▸ **INSTRUCTION**: Write out each line word for word. Drop pictures.

▸ **DATA RECORDS**:
'''

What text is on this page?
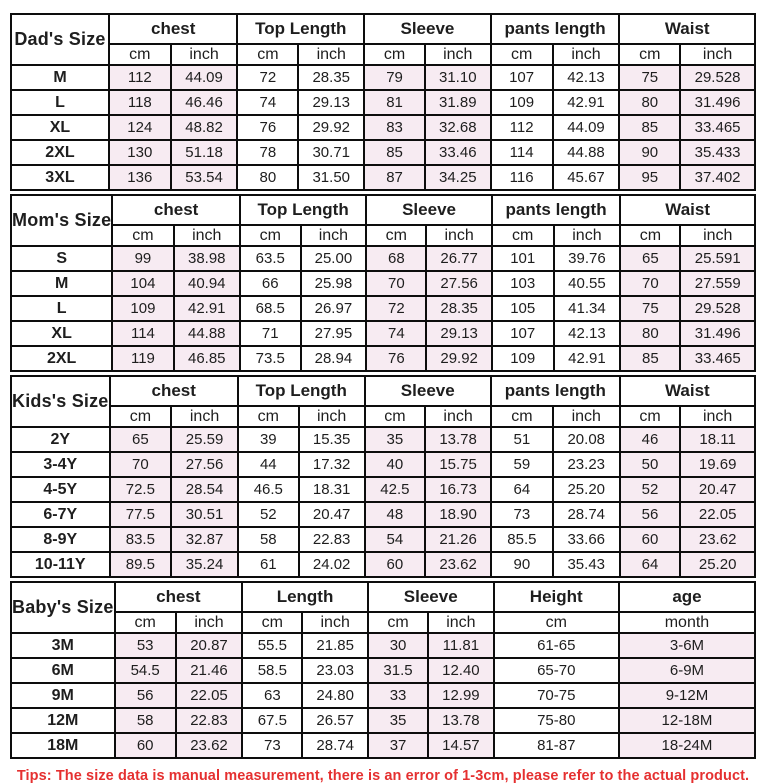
Dad's Size	chest		Top Length		Sleeve		pants length		Waist	
	cm	inch	cm	inch	cm	inch	cm	inch	cm	inch
M	112	44.09	72	28.35	79	31.10	107	42.13	75	29.528
L	118	46.46	74	29.13	81	31.89	109	42.91	80	31.496
XL	124	48.82	76	29.92	83	32.68	112	44.09	85	33.465
2XL	130	51.18	78	30.71	85	33.46	114	44.88	90	35.433
3XL	136	53.54	80	31.50	87	34.25	116	45.67	95	37.402
Mom's Size	chest		Top Length		Sleeve		pants length		Waist	
	cm	inch	cm	inch	cm	inch	cm	inch	cm	inch
S	99	38.98	63.5	25.00	68	26.77	101	39.76	65	25.591
M	104	40.94	66	25.98	70	27.56	103	40.55	70	27.559
L	109	42.91	68.5	26.97	72	28.35	105	41.34	75	29.528
XL	114	44.88	71	27.95	74	29.13	107	42.13	80	31.496
2XL	119	46.85	73.5	28.94	76	29.92	109	42.91	85	33.465
Kids's Size	chest		Top Length		Sleeve		pants length		Waist	
	cm	inch	cm	inch	cm	inch	cm	inch	cm	inch
2Y	65	25.59	39	15.35	35	13.78	51	20.08	46	18.11
3-4Y	70	27.56	44	17.32	40	15.75	59	23.23	50	19.69
4-5Y	72.5	28.54	46.5	18.31	42.5	16.73	64	25.20	52	20.47
6-7Y	77.5	30.51	52	20.47	48	18.90	73	28.74	56	22.05
8-9Y	83.5	32.87	58	22.83	54	21.26	85.5	33.66	60	23.62
10-11Y	89.5	35.24	61	24.02	60	23.62	90	35.43	64	25.20
Baby's Size	chest		Length		Sleeve		Height	age
	cm	inch	cm	inch	cm	inch	cm	month
3M	53	20.87	55.5	21.85	30	11.81	61-65	3-6M
6M	54.5	21.46	58.5	23.03	31.5	12.40	65-70	6-9M
9M	56	22.05	63	24.80	33	12.99	70-75	9-12M
12M	58	22.83	67.5	26.57	35	13.78	75-80	12-18M
18M	60	23.62	73	28.74	37	14.57	81-87	18-24M
Tips: The size data is manual measurement, there is an error of 1-3cm, please refer to the actual product.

'''

▸ **SOLVED EXERCISE**:
What text is on this page?
Dad's Size	chest		Top Length		Sleeve		pants length		Waist	
	cm	inch	cm	inch	cm	inch	cm	inch	cm	inch
M	112	44.09	72	28.35	79	31.10	107	42.13	75	29.528
L	118	46.46	74	29.13	81	31.89	109	42.91	80	31.496
XL	124	48.82	76	29.92	83	32.68	112	44.09	85	33.465
2XL	130	51.18	78	30.71	85	33.46	114	44.88	90	35.433
3XL	136	53.54	80	31.50	87	34.25	116	45.67	95	37.402
Mom's Size	chest		Top Length		Sleeve		pants length		Waist	
	cm	inch	cm	inch	cm	inch	cm	inch	cm	inch
S	99	38.98	63.5	25.00	68	26.77	101	39.76	65	25.591
M	104	40.94	66	25.98	70	27.56	103	40.55	70	27.559
L	109	42.91	68.5	26.97	72	28.35	105	41.34	75	29.528
XL	114	44.88	71	27.95	74	29.13	107	42.13	80	31.496
2XL	119	46.85	73.5	28.94	76	29.92	109	42.91	85	33.465
Kids's Size	chest		Top Length		Sleeve		pants length		Waist	
	cm	inch	cm	inch	cm	inch	cm	inch	cm	inch
2Y	65	25.59	39	15.35	35	13.78	51	20.08	46	18.11
3-4Y	70	27.56	44	17.32	40	15.75	59	23.23	50	19.69
4-5Y	72.5	28.54	46.5	18.31	42.5	16.73	64	25.20	52	20.47
6-7Y	77.5	30.51	52	20.47	48	18.90	73	28.74	56	22.05
8-9Y	83.5	32.87	58	22.83	54	21.26	85.5	33.66	60	23.62
10-11Y	89.5	35.24	61	24.02	60	23.62	90	35.43	64	25.20
Baby's Size	chest		Length		Sleeve		Height	age
	cm	inch	cm	inch	cm	inch	cm	month
3M	53	20.87	55.5	21.85	30	11.81	61-65	3-6M
6M	54.5	21.46	58.5	23.03	31.5	12.40	65-70	6-9M
9M	56	22.05	63	24.80	33	12.99	70-75	9-12M
12M	58	22.83	67.5	26.57	35	13.78	75-80	12-18M
18M	60	23.62	73	28.74	37	14.57	81-87	18-24M
Tips: The size data is manual measurement, there is an error of 1-3cm, please refer to the actual product.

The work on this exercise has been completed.